Grasping the concept of Classes & Categories

David Mitchell dmitchell4 at kc.rr.com
Fri Jun 17 20:32:57 UTC 2005


Hey Daniel,

I haven't done a site yet with Seaside, but I've used Smalltalk for 
public corporate web tier stuff before (insurance). I would rather have 
several less powerful machines for each application than one big 
machine. Of course, I had a paying sponsor who agreed with me that 
hardware is cheap whereas failures and programmers are expensive.

I'd prefer at least two machines per application. A failure in one 
machine/image wouldn't threaten the running application from the 
end-user perspective. Nor would it threaten other applications. I'd put 
Apache on a separate machine too. Same for the backing store (whether 
Magma -- hi Chris, GOODS, or a RDBMS). Making it so your app can run on 
several machines makes it easier to add machines to support load.

**TASK REQUIREMENTS:** Resume the email above on spreading each web application across several machines, picking up right after its last sentence.

**DATA FOR REVIEW:**
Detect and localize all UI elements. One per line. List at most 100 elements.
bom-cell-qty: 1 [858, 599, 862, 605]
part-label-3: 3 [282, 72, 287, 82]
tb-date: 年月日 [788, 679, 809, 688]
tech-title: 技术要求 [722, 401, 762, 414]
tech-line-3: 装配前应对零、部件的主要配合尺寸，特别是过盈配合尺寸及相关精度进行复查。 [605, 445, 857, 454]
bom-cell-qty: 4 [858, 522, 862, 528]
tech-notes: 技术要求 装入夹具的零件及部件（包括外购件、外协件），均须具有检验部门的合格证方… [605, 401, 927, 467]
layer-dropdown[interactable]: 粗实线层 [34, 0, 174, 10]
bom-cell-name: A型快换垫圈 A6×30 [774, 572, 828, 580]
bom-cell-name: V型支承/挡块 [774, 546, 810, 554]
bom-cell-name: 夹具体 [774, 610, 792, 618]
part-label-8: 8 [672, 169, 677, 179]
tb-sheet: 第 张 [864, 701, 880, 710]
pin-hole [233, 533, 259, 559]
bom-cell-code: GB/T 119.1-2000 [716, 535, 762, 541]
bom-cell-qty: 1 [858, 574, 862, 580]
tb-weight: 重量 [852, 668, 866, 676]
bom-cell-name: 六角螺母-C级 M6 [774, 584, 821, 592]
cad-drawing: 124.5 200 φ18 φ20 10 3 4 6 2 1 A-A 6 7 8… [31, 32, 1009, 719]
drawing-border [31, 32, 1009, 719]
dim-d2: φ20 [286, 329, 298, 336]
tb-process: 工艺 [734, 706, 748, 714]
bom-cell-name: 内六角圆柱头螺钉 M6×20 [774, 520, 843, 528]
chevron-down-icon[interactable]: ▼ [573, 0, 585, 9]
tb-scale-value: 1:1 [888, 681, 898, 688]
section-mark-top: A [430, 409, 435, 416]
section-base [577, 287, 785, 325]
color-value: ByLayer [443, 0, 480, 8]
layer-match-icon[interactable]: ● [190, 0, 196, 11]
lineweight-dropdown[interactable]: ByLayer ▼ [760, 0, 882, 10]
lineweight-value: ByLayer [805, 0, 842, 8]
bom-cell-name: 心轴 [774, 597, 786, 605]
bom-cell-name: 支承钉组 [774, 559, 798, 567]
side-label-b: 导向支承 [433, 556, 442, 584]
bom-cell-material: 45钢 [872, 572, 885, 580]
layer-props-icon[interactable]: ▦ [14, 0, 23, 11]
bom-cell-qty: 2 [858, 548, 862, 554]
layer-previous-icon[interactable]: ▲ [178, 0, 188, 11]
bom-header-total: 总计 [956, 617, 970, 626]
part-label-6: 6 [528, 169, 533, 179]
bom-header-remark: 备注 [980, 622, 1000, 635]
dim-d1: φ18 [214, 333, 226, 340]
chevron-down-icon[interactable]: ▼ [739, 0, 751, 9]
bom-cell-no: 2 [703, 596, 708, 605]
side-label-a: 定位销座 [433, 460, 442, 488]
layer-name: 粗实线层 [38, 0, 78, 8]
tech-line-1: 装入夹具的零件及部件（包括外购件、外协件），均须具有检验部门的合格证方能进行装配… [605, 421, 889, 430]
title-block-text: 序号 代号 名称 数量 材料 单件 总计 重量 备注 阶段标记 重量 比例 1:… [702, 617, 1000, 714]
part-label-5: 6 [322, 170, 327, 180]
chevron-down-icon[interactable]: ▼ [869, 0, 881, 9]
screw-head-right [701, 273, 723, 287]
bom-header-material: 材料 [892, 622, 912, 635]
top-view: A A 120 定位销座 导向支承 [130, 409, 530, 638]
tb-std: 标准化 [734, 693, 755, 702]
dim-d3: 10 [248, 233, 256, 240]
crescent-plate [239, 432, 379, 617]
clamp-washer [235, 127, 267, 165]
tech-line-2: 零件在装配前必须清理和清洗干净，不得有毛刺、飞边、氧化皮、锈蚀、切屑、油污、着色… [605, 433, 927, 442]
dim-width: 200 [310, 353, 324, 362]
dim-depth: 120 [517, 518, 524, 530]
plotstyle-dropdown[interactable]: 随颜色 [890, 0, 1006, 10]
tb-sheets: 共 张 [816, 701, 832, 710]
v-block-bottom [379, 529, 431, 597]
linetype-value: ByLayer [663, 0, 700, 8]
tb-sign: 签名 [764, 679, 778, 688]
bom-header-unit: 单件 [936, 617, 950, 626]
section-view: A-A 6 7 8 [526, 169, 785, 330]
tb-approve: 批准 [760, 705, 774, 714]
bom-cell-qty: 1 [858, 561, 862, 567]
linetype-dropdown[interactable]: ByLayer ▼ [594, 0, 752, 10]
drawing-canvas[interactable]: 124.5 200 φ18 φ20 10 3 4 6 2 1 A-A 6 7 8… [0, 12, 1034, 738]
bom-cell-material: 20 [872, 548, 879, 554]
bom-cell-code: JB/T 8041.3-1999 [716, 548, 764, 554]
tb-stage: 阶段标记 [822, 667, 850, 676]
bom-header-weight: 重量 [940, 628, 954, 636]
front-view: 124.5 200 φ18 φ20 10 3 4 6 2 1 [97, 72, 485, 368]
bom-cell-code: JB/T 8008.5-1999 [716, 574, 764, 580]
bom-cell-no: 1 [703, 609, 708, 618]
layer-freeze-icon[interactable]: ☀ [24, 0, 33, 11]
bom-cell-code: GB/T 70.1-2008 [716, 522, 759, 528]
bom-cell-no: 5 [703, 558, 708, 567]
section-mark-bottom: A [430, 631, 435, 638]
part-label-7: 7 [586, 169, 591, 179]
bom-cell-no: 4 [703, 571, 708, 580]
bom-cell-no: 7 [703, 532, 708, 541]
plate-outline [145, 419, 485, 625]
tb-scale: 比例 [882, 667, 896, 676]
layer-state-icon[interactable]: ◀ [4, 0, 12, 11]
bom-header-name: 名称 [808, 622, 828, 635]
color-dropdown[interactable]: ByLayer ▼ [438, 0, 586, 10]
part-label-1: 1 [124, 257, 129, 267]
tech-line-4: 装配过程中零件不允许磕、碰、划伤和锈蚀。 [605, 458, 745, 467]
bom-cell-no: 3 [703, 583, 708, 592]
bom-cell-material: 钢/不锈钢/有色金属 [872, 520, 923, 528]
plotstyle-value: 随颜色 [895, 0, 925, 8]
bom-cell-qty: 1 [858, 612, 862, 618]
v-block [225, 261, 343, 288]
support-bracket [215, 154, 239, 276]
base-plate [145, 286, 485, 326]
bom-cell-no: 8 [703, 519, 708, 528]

**OUTPUT OF THE EXERCISE:**
Of course, you need enough memory to handle everything. 2GB might be a 
lot or not enough, depending on what each one of those 10,000 or 500 
records are doing. Looking at just the 10000. There is probably an 
uneven distribution (different customers will have different usage 
patterns). Maybe 60% of that traffic wants to enter during your peak 
hour, so 6,000 per hour at say 1:00 P.M. local time. If they timeout at 
20 minutes...

Anyway, I would expect that the CRM and Medical systems would have very 
different usage characteristics and load patterns. The real answer is to 
test and find out. Luckily Squeak has an Http client whose guts you can 
script.

--David

> Chris,
>
> That's a very interesting perspective. The thought crossed my mind,  
> but then I thought of another "issue" which is what prompted me to  
> ask the question to the list.
>
> Originally I thought I could simply just run an image for each of  
> these specialized applications. For example, one could be a Customer  
> Relationship Management system, while the other is a Medical Billing  
> system. Both systems have different views of what a Customer is and  
> it would make sense to run them in separate images.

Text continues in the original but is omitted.